提示文
+ + + +
かつて繁栄した恐竜は何故、絶滅したのか。その謎を解明するために白亜紀へ旅立った男が目にしたものは? 恐竜絶滅の謎に迫る冒険SFである。

 

「待ってよう」とトロエドンは言った

 

2005年に発見されたタイムトラベル理論。過去への逆行≪スロウ・バック≫を実現するファン効果によるタイムマシン、国王陛下のカナダ製タイムマシンであるチャールズ・ヘイゼリアス・スターンバーグ号(通称:スターンバーガー)が2013年に開発され、過去への冒険が始まろうとしていた。

 

スターンバーグ号に乗り込むのは主人公ブランドン・サッカレーと彼の親友、クリックス・マイル。彼らが向かう先は6500万年前の白亜紀。ブランドンとクリックスは古生物学者で恐竜絶滅を解明するべく過去へ飛び立った。

 

白亜紀に到着したスターンバーガー。2人が初めて遭遇した生きた恐竜はティラノサウルスだったが、そのティラノサウルスは奇妙だった。ティラノサウルスが群れで、しかも列をなして歩いていた。次に遭遇したトロエドン(トロオドン)はティラノサウルス以上に衝撃的であった。

 

「待ってよう」
+ + + +
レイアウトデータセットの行
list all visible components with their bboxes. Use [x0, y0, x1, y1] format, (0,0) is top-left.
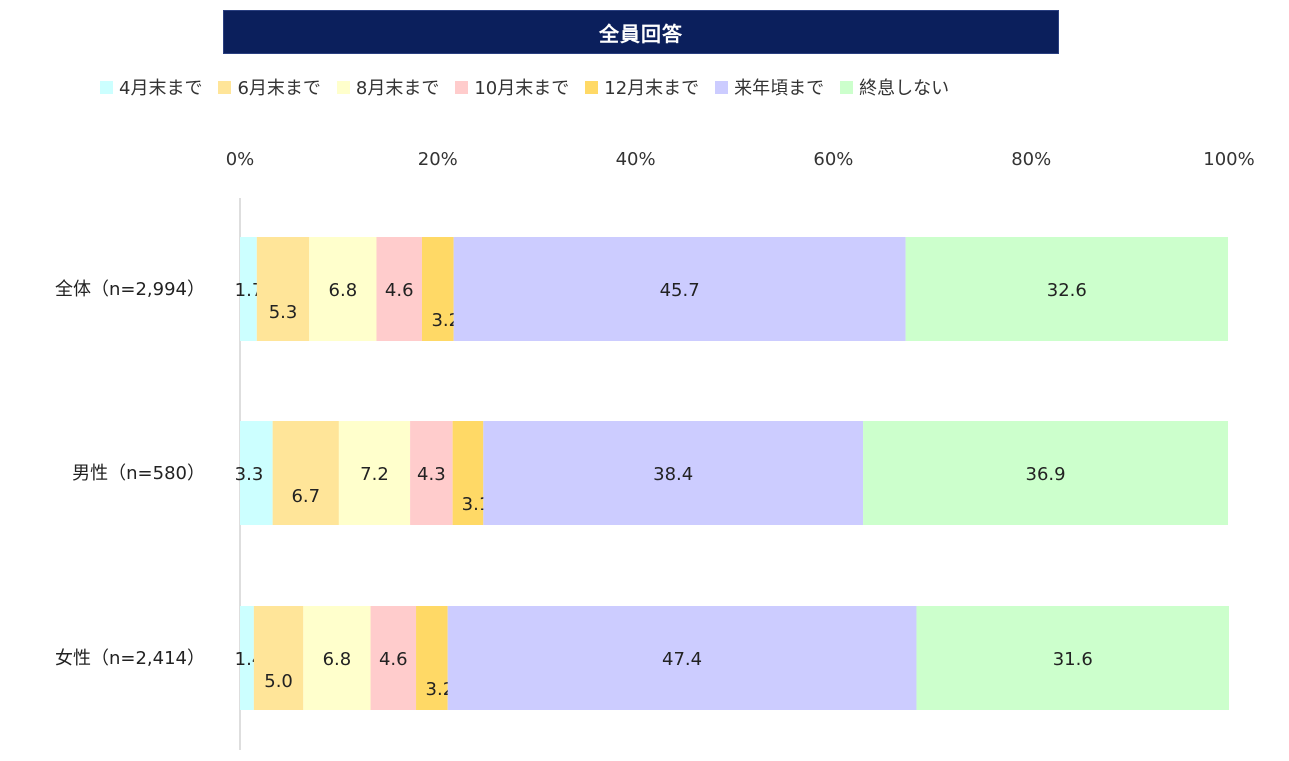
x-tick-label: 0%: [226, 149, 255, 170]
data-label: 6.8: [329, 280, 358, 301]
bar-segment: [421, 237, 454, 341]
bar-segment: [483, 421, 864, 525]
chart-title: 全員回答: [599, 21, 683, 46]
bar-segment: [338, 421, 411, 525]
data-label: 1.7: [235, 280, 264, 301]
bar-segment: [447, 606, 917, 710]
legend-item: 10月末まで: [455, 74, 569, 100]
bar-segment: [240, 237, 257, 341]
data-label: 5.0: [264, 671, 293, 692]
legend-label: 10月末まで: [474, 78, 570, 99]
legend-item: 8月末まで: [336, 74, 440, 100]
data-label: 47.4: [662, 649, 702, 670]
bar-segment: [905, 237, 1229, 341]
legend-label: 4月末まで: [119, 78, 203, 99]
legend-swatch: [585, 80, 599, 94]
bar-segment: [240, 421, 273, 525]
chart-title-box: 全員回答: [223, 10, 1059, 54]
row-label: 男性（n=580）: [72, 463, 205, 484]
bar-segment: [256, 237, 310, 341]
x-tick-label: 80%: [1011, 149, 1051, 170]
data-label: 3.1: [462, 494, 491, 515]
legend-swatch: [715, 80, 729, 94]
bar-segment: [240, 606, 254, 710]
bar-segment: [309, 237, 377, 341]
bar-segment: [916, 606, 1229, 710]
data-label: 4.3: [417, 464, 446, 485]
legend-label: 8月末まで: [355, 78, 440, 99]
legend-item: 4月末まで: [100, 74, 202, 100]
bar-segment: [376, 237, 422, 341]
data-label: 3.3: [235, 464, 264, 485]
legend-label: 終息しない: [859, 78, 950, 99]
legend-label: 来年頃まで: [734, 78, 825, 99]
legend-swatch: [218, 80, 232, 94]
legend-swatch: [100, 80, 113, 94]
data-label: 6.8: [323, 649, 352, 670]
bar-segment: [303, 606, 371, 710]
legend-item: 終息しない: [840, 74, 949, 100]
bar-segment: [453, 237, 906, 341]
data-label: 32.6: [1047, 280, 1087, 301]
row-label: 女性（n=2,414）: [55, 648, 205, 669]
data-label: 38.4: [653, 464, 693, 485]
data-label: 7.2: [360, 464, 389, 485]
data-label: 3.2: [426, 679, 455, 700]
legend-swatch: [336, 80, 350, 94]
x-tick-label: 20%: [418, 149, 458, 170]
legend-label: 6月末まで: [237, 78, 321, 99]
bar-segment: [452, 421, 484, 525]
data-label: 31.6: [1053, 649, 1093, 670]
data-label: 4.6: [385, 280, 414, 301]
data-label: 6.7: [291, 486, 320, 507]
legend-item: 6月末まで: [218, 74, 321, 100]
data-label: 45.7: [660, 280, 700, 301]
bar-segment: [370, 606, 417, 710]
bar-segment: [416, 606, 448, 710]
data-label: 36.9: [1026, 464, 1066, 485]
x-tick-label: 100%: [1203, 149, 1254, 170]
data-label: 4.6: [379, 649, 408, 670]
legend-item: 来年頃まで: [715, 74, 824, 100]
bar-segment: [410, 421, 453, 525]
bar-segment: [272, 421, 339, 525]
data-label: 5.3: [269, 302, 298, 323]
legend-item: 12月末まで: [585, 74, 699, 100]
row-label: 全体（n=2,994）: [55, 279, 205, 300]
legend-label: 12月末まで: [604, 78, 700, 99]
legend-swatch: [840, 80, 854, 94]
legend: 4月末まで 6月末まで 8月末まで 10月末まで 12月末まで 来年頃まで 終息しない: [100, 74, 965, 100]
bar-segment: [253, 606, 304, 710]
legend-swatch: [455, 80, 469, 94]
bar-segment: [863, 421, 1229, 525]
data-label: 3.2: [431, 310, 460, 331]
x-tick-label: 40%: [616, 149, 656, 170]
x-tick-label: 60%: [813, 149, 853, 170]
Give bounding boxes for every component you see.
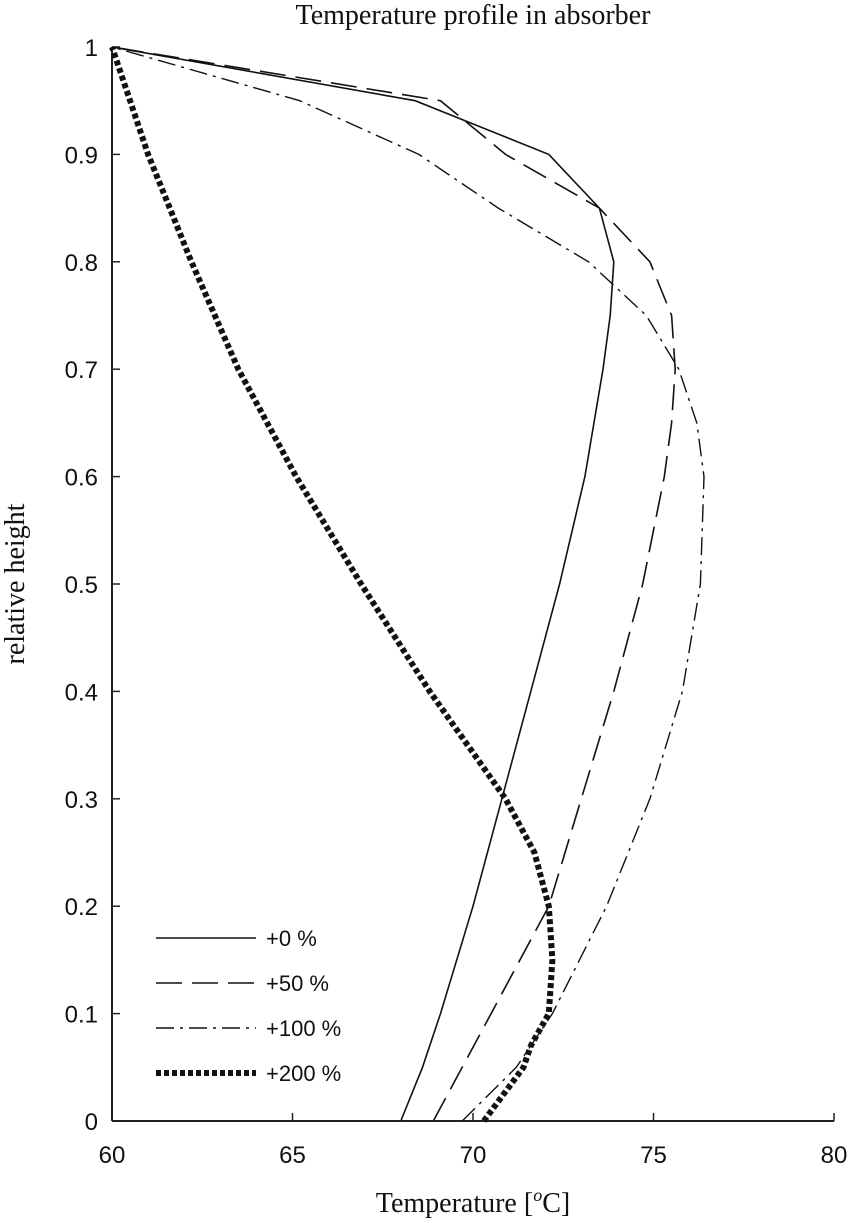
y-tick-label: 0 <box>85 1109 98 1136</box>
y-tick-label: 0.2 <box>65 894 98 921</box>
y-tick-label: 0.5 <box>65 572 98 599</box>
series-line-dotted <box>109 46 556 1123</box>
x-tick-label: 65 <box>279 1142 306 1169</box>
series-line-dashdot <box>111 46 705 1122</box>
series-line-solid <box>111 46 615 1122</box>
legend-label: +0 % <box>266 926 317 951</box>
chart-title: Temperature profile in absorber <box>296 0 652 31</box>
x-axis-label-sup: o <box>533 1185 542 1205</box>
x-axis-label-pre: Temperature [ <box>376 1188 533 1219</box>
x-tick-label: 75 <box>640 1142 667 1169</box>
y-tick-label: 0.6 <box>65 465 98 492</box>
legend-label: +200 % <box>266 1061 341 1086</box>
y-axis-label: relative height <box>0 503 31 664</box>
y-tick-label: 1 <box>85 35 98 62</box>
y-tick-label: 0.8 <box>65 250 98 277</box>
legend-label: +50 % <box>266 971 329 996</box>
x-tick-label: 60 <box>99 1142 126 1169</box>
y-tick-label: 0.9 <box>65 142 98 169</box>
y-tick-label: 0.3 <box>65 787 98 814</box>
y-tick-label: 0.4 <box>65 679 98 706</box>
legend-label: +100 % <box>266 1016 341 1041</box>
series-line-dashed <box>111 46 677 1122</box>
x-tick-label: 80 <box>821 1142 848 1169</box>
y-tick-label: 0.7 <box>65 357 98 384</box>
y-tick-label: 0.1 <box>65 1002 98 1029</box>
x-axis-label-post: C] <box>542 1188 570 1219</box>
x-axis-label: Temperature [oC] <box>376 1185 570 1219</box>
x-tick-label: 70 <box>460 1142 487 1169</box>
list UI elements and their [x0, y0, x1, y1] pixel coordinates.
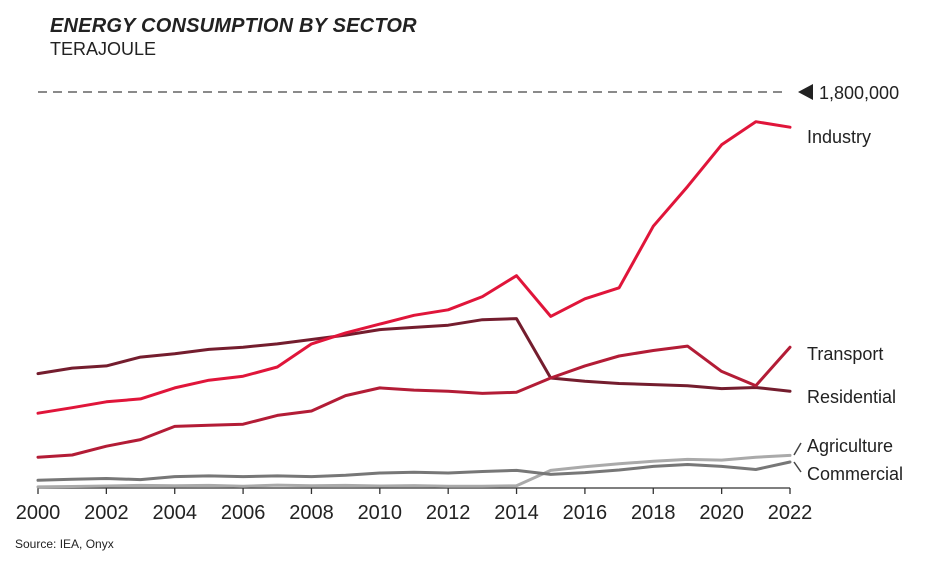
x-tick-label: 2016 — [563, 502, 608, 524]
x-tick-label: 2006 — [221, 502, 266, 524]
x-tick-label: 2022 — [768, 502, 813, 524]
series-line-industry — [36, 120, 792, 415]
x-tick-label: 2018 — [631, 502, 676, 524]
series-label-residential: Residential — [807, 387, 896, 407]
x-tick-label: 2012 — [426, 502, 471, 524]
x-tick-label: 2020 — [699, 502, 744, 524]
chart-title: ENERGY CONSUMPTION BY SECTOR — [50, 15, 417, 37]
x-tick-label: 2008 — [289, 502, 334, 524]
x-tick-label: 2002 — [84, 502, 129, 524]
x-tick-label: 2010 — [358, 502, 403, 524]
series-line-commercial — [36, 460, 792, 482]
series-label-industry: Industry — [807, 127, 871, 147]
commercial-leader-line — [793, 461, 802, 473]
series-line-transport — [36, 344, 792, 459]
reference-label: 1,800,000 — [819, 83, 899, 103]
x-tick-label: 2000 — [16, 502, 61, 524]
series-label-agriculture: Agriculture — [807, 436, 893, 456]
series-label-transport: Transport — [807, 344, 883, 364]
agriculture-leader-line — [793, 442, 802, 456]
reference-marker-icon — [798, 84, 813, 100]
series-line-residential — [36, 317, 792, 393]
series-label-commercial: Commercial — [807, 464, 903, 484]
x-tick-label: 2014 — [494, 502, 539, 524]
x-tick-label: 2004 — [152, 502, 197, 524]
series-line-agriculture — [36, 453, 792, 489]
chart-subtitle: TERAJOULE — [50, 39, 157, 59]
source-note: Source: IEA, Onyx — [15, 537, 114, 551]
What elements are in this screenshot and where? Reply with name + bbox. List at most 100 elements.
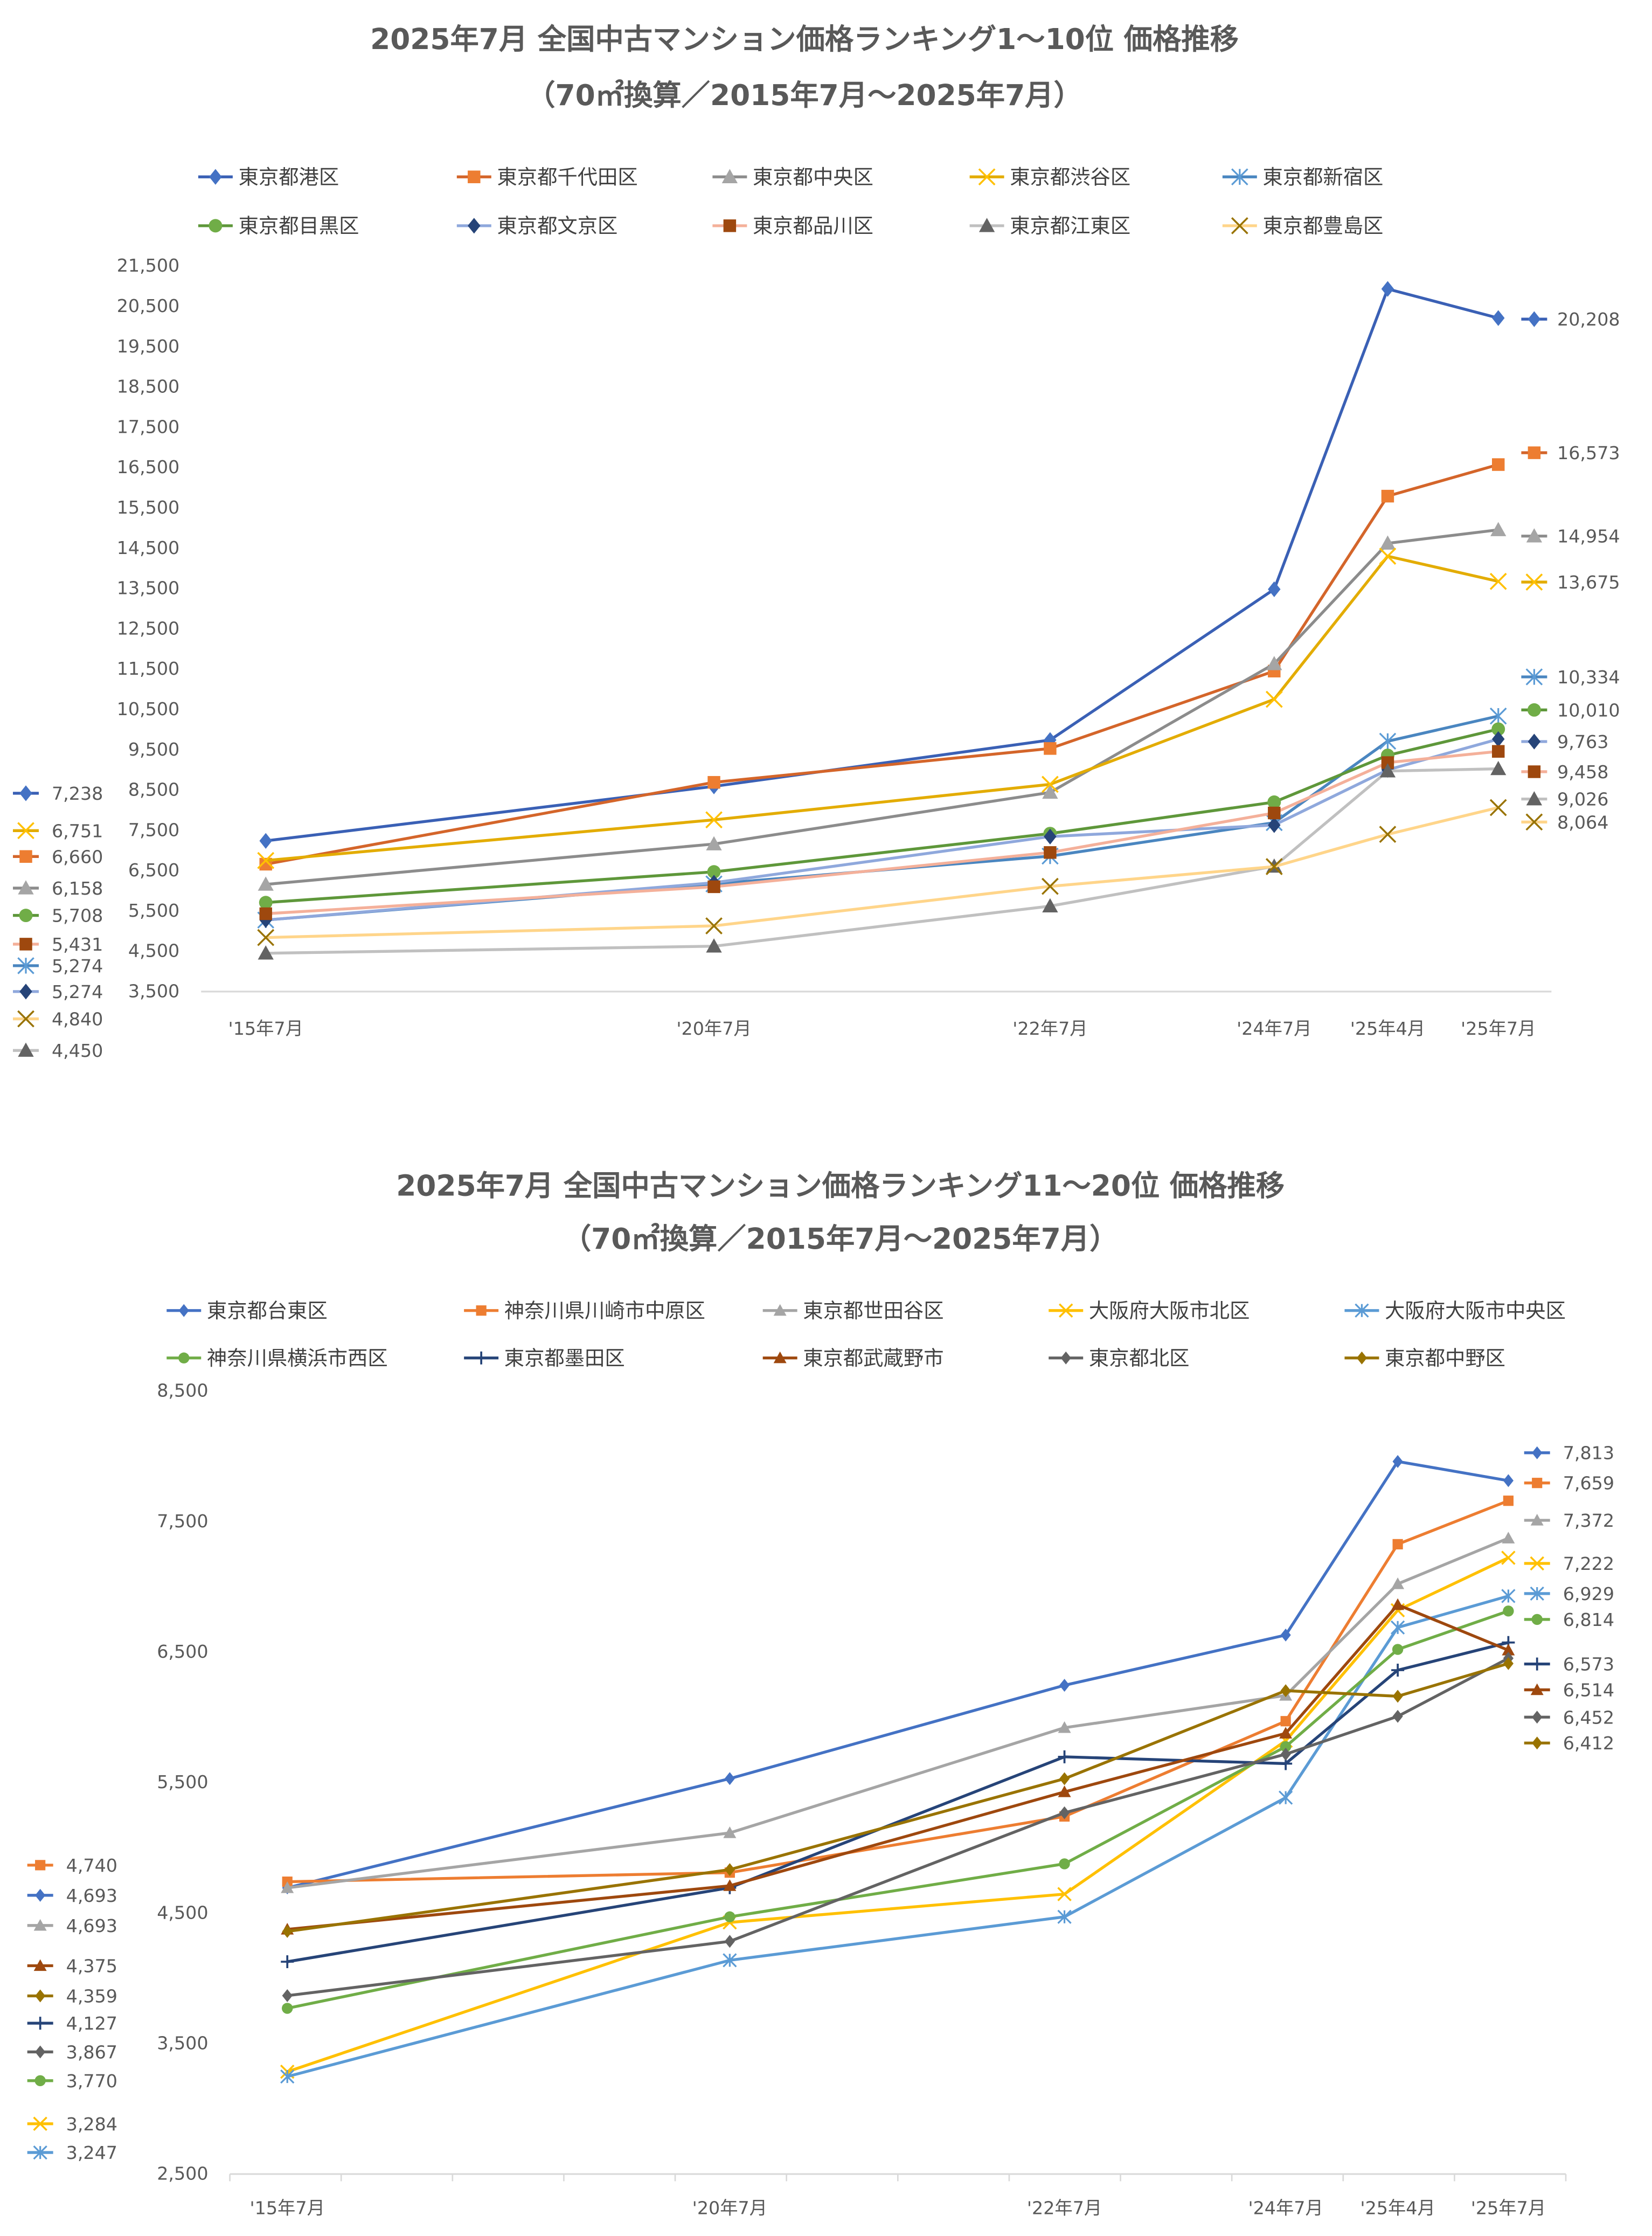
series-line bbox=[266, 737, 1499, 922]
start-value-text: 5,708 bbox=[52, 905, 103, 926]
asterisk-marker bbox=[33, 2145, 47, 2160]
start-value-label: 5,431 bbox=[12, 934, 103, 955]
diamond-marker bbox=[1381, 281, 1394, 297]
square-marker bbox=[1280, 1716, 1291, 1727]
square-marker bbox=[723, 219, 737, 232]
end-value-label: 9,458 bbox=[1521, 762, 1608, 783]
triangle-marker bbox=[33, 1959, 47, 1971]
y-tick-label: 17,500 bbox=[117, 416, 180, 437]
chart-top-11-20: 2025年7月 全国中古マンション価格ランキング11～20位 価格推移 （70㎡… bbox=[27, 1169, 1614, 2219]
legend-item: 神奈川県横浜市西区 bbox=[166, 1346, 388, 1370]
+ + + +
課題一覧
• 1. 提示文にある「ティラノサウルスが群れで、しかも列をなして歩いていた。」という文を英語に訳すとどうなりますか?
• 2. 提示文の「2005年に発見されたタイム」から「明するべく過去へ飛び立った。」までを、一字一句変えずに写してもらえますか?

解答一覧
• 1. The Tyrannosaurus were walking in a herd, and in single file at that.

• 2.
2005年に発見されたタイムトラベル理論。過去への逆行≪スロウ・バック≫を実現するファン効果によるタイムマシン、国王陛下のカナダ製タイムマシンであるチャールズ・ヘイゼリアス・スターンバーグ号(通称:スターンバーガー)が2013年に開発され、過去への冒険が始まろうとしていた。

 

スターンバーグ号に乗り込むのは主人公ブランドン・サッカレーと彼の親友、クリックス・マイル。彼らが向かう先は6500万年前の白亜紀。ブランドンとクリックスは古生物学者で恐竜絶滅を解明するべく過去へ飛び立った。